**EXERCISE REQUIREMENTS**
Look through the entries below and show every line containing the word "genes".

**TASK DATA**
★ ★ ★ ★ ★ ★ ★
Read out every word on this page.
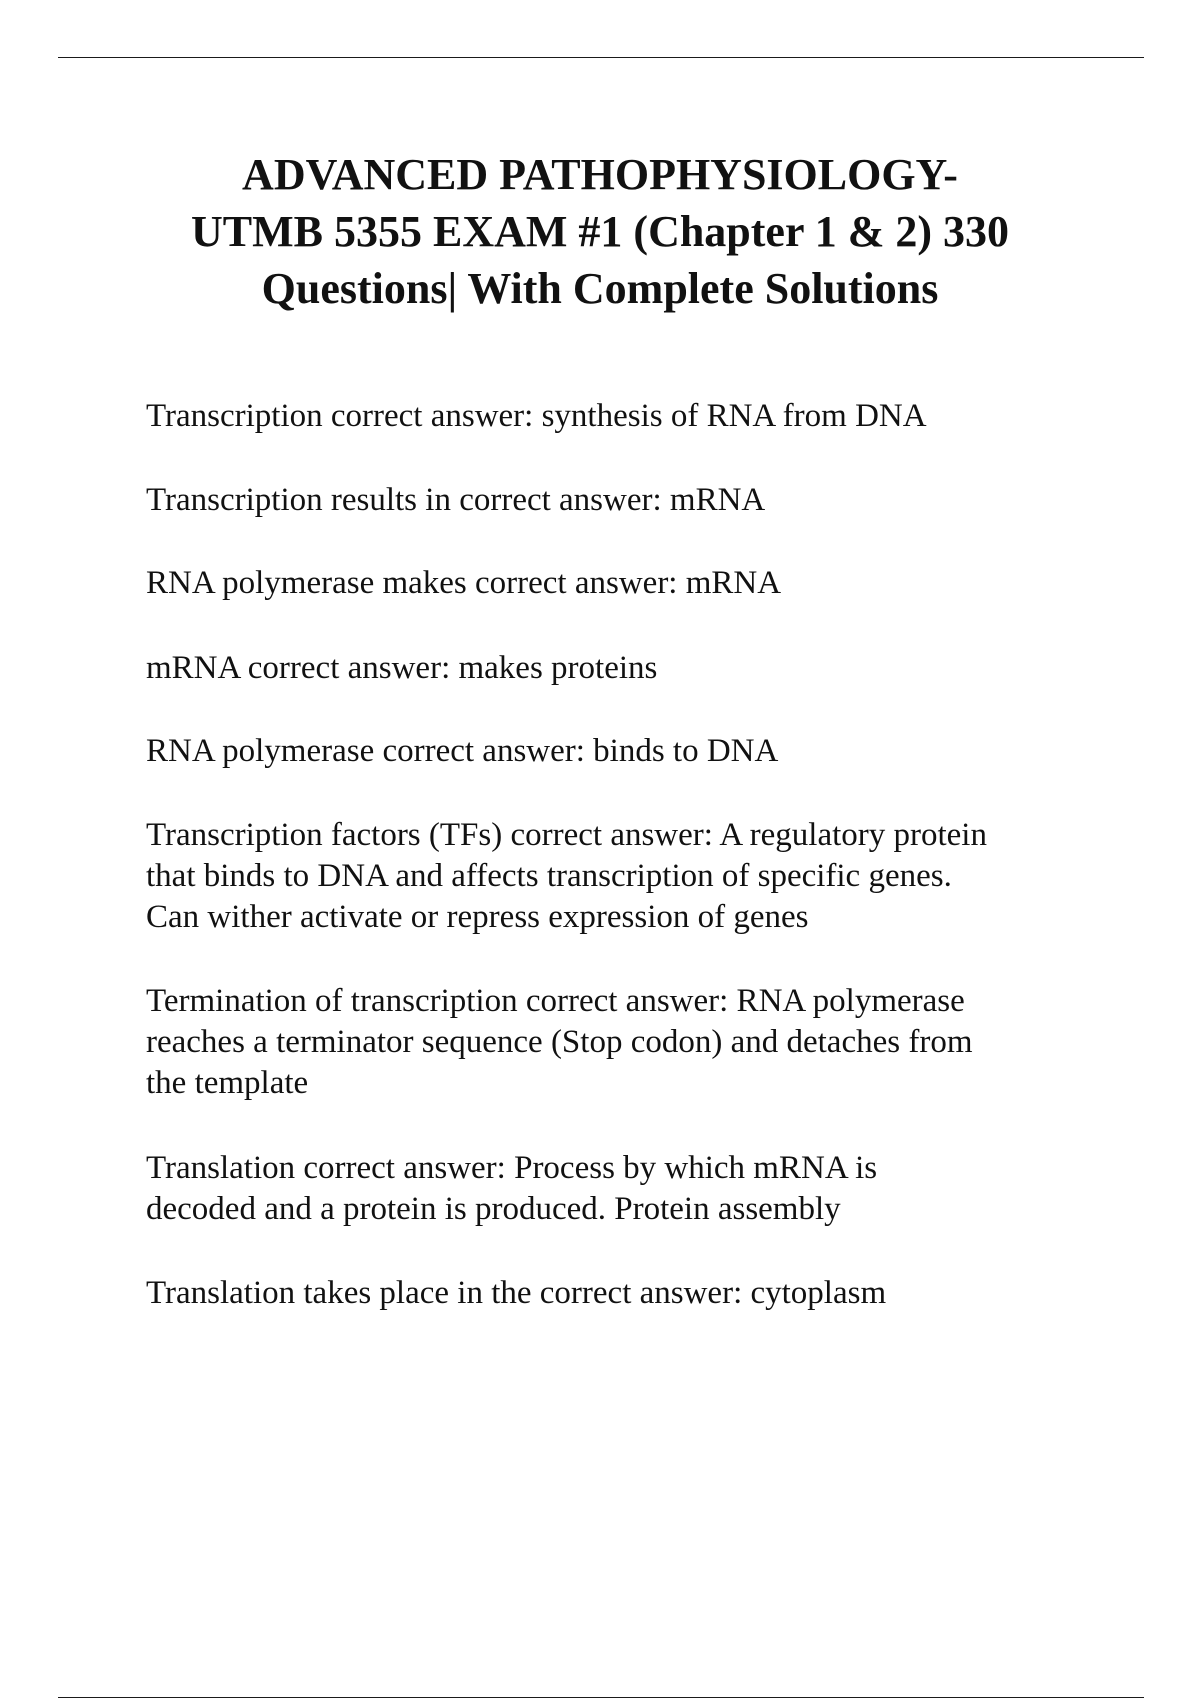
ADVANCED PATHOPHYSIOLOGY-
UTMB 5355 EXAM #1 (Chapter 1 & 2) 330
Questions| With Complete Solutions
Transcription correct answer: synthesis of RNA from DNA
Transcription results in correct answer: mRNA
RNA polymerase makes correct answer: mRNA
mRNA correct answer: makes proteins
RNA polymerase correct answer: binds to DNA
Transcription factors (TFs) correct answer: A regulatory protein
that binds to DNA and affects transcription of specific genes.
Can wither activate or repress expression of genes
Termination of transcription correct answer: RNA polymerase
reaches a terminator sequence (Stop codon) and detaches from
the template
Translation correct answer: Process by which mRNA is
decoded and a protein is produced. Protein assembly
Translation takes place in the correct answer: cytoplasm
★ ★ ★ ★ ★ ★ ★
**RESULT OF THIS EXERCISE**
that binds to DNA and affects transcription of specific genes.
Can wither activate or repress expression of genes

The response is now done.